Entries provided:
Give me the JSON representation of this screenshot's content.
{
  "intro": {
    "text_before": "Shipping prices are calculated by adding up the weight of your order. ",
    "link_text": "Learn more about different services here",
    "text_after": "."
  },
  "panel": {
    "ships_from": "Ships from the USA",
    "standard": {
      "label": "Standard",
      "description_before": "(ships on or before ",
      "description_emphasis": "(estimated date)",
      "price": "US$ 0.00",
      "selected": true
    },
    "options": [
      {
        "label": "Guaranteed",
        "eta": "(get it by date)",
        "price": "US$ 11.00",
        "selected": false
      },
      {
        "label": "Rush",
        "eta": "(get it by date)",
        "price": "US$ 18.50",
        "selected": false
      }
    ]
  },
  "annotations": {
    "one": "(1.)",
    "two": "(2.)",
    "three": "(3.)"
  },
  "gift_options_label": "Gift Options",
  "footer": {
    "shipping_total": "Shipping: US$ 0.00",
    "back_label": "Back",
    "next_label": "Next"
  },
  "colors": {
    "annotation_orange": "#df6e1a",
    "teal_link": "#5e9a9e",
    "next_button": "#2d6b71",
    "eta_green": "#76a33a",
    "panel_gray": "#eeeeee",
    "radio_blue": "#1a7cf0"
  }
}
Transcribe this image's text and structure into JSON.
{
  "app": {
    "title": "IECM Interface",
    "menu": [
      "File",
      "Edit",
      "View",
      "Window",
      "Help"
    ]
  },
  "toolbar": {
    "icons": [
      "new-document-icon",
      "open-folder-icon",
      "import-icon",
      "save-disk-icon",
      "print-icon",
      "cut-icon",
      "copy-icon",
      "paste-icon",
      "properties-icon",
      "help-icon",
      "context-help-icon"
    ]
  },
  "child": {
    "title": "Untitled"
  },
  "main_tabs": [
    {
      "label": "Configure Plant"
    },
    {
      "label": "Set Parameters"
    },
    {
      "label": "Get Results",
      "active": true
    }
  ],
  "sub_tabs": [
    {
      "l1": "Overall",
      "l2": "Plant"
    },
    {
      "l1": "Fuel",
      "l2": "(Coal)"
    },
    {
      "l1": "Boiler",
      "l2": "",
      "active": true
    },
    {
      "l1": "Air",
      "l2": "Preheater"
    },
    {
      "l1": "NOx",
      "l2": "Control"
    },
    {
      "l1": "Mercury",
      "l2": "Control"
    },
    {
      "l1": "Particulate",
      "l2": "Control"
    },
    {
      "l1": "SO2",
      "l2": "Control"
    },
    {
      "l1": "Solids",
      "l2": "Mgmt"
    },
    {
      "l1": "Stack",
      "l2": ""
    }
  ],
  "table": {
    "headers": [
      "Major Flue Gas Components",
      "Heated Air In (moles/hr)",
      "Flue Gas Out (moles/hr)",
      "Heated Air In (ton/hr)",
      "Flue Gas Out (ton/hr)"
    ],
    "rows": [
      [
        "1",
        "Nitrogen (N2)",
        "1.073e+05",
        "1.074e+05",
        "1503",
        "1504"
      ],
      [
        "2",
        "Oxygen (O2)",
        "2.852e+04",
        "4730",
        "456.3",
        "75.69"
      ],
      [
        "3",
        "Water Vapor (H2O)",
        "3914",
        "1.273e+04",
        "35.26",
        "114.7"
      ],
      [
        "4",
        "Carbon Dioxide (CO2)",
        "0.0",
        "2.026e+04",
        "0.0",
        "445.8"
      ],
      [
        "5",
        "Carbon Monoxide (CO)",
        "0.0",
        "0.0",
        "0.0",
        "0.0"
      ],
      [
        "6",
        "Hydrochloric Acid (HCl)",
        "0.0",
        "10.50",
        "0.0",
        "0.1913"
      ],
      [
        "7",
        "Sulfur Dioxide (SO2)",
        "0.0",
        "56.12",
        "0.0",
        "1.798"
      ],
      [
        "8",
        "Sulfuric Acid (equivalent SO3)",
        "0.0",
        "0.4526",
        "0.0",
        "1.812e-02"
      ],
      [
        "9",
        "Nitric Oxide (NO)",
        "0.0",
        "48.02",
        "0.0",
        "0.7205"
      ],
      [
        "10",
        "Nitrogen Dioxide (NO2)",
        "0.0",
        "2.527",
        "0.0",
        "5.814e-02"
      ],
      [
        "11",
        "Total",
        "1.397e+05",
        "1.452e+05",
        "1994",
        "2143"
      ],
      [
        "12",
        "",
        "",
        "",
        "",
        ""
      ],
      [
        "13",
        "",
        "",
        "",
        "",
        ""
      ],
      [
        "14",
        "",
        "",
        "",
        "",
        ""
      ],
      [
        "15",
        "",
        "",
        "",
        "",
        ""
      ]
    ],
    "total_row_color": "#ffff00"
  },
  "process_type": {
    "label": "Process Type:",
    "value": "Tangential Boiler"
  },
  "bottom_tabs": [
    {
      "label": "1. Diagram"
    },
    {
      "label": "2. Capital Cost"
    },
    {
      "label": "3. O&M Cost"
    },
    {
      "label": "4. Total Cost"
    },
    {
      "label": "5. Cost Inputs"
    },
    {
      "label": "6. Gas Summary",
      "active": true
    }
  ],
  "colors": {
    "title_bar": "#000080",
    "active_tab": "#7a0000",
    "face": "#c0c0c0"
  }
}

Instruction: Output all of the material exactly as written.

Expected answer:
Give me the JSON representation of this screenshot's content.
{
  "intro": {
    "text_before": "Shipping prices are calculated by adding up the weight of your order. ",
    "link_text": "Learn more about different services here",
    "text_after": "."
  },
  "panel": {
    "ships_from": "Ships from the USA",
    "standard": {
      "label": "Standard",
      "description_before": "(ships on or before ",
      "description_emphasis": "(estimated date)",
      "price": "US$ 0.00",
      "selected": true
    },
    "options": [
      {
        "label": "Guaranteed",
        "eta": "(get it by date)",
        "price": "US$ 11.00",
        "selected": false
      },
      {
        "label": "Rush",
        "eta": "(get it by date)",
        "price": "US$ 18.50",
        "selected": false
      }
    ]
  },
  "annotations": {
    "one": "(1.)",
    "two": "(2.)",
    "three": "(3.)"
  },
  "gift_options_label": "Gift Options",
  "footer": {
    "shipping_total": "Shipping: US$ 0.00",
    "back_label": "Back",
    "next_label": "Next"
  },
  "colors": {
    "annotation_orange": "#df6e1a",
    "teal_link": "#5e9a9e",
    "next_button": "#2d6b71",
    "eta_green": "#76a33a",
    "panel_gray": "#eeeeee",
    "radio_blue": "#1a7cf0"
  }
}
Transcribe this image's text and structure into JSON.
{
  "app": {
    "title": "IECM Interface",
    "menu": [
      "File",
      "Edit",
      "View",
      "Window",
      "Help"
    ]
  },
  "toolbar": {
    "icons": [
      "new-document-icon",
      "open-folder-icon",
      "import-icon",
      "save-disk-icon",
      "print-icon",
      "cut-icon",
      "copy-icon",
      "paste-icon",
      "properties-icon",
      "help-icon",
      "context-help-icon"
    ]
  },
  "child": {
    "title": "Untitled"
  },
  "main_tabs": [
    {
      "label": "Configure Plant"
    },
    {
      "label": "Set Parameters"
    },
    {
      "label": "Get Results",
      "active": true
    }
  ],
  "sub_tabs": [
    {
      "l1": "Overall",
      "l2": "Plant"
    },
    {
      "l1": "Fuel",
      "l2": "(Coal)"
    },
    {
      "l1": "Boiler",
      "l2": "",
      "active": true
    },
    {
      "l1": "Air",
      "l2": "Preheater"
    },
    {
      "l1": "NOx",
      "l2": "Control"
    },
    {
      "l1": "Mercury",
      "l2": "Control"
    },
    {
      "l1": "Particulate",
      "l2": "Control"
    },
    {
      "l1": "SO2",
      "l2": "Control"
    },
    {
      "l1": "Solids",
      "l2": "Mgmt"
    },
    {
      "l1": "Stack",
      "l2": ""
    }
  ],
  "table": {
    "headers": [
      "Major Flue Gas Components",
      "Heated Air In (moles/hr)",
      "Flue Gas Out (moles/hr)",
      "Heated Air In (ton/hr)",
      "Flue Gas Out (ton/hr)"
    ],
    "rows": [
      [
        "1",
        "Nitrogen (N2)",
        "1.073e+05",
        "1.074e+05",
        "1503",
        "1504"
      ],
      [
        "2",
        "Oxygen (O2)",
        "2.852e+04",
        "4730",
        "456.3",
        "75.69"
      ],
      [
        "3",
        "Water Vapor (H2O)",
        "3914",
        "1.273e+04",
        "35.26",
        "114.7"
      ],
      [
        "4",
        "Carbon Dioxide (CO2)",
        "0.0",
        "2.026e+04",
        "0.0",
        "445.8"
      ],
      [
        "5",
        "Carbon Monoxide (CO)",
        "0.0",
        "0.0",
        "0.0",
        "0.0"
      ],
      [
        "6",
        "Hydrochloric Acid (HCl)",
        "0.0",
        "10.50",
        "0.0",
        "0.1913"
      ],
      [
        "7",
        "Sulfur Dioxide (SO2)",
        "0.0",
        "56.12",
        "0.0",
        "1.798"
      ],
      [
        "8",
        "Sulfuric Acid (equivalent SO3)",
        "0.0",
        "0.4526",
        "0.0",
        "1.812e-02"
      ],
      [
        "9",
        "Nitric Oxide (NO)",
        "0.0",
        "48.02",
        "0.0",
        "0.7205"
      ],
      [
        "10",
        "Nitrogen Dioxide (NO2)",
        "0.0",
        "2.527",
        "0.0",
        "5.814e-02"
      ],
      [
        "11",
        "Total",
        "1.397e+05",
        "1.452e+05",
        "1994",
        "2143"
      ],
      [
        "12",
        "",
        "",
        "",
        "",
        ""
      ],
      [
        "13",
        "",
        "",
        "",
        "",
        ""
      ],
      [
        "14",
        "",
        "",
        "",
        "",
        ""
      ],
      [
        "15",
        "",
        "",
        "",
        "",
        ""
      ]
    ],
    "total_row_color": "#ffff00"
  },
  "process_type": {
    "label": "Process Type:",
    "value": "Tangential Boiler"
  },
  "bottom_tabs": [
    {
      "label": "1. Diagram"
    },
    {
      "label": "2. Capital Cost"
    },
    {
      "label": "3. O&M Cost"
    },
    {
      "label": "4. Total Cost"
    },
    {
      "label": "5. Cost Inputs"
    },
    {
      "label": "6. Gas Summary",
      "active": true
    }
  ],
  "colors": {
    "title_bar": "#000080",
    "active_tab": "#7a0000",
    "face": "#c0c0c0"
  }
}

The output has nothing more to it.